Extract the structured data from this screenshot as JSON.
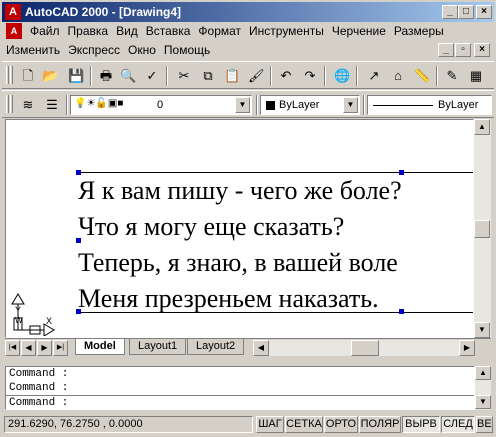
{
  "window": {
    "title": "AutoCAD 2000 - [Drawing4]",
    "app_icon_glyph": "A",
    "controls": [
      "_",
      "□",
      "×"
    ]
  },
  "menu": {
    "row1": [
      "Файл",
      "Правка",
      "Вид",
      "Вставка",
      "Формат",
      "Инструменты",
      "Черчение",
      "Размеры"
    ],
    "row2": [
      "Изменить",
      "Экспресс",
      "Окно",
      "Помощь"
    ],
    "doc_controls": [
      "_",
      "▫",
      "×"
    ]
  },
  "standard_toolbar": {
    "icons": [
      "new-icon",
      "open-icon",
      "save-icon",
      "print-icon",
      "print-preview-icon",
      "spellcheck-icon",
      "cut-icon",
      "copy-icon",
      "paste-icon",
      "match-properties-icon",
      "undo-icon",
      "redo-icon",
      "web-icon",
      "snap-from-icon",
      "ucs-icon",
      "distance-icon",
      "properties-icon",
      "adcenter-icon"
    ],
    "glyphs": [
      "🗋",
      "📂",
      "💾",
      "🖶",
      "🔍",
      "✓",
      "✂",
      "⧉",
      "📋",
      "🖌",
      "↶",
      "↷",
      "🌐",
      "↗",
      "⌂",
      "📏",
      "✎",
      "▦"
    ]
  },
  "properties_toolbar": {
    "layer_value": "0",
    "color_value": "ByLayer",
    "linetype_value": "ByLayer",
    "layer_icons": [
      "💡",
      "☀",
      "🔓",
      "▣",
      "■"
    ]
  },
  "drawing": {
    "mtext_lines": [
      "Я к вам пишу - чего же боле?",
      "Что я могу еще сказать?",
      "Теперь, я знаю, в вашей воле",
      "Меня презреньем наказать."
    ],
    "ucs": {
      "x_label": "X",
      "y_label": "Y",
      "w_label": "W"
    }
  },
  "layout_tabs": {
    "tabs": [
      "Model",
      "Layout1",
      "Layout2"
    ],
    "active": "Model",
    "nav": [
      "|◀",
      "◀",
      "▶",
      "▶|"
    ]
  },
  "command_window": {
    "lines": [
      "Command :",
      "Command :",
      "Command :"
    ]
  },
  "status_bar": {
    "coordinates": "291.6290, 76.2750 , 0.0000",
    "toggles": [
      "ШАГ",
      "СЕТКА",
      "ОРТО",
      "ПОЛЯР",
      "ВЫРВ",
      "СЛЕД",
      "ВЕС"
    ]
  }
}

* **PROBLEM STATEMENT**
Identify the lines of the entries containing the string "ByLayer". Copy each such line.

* **THE ANSWER**
    "color_value": "ByLayer",
    "linetype_value": "ByLayer",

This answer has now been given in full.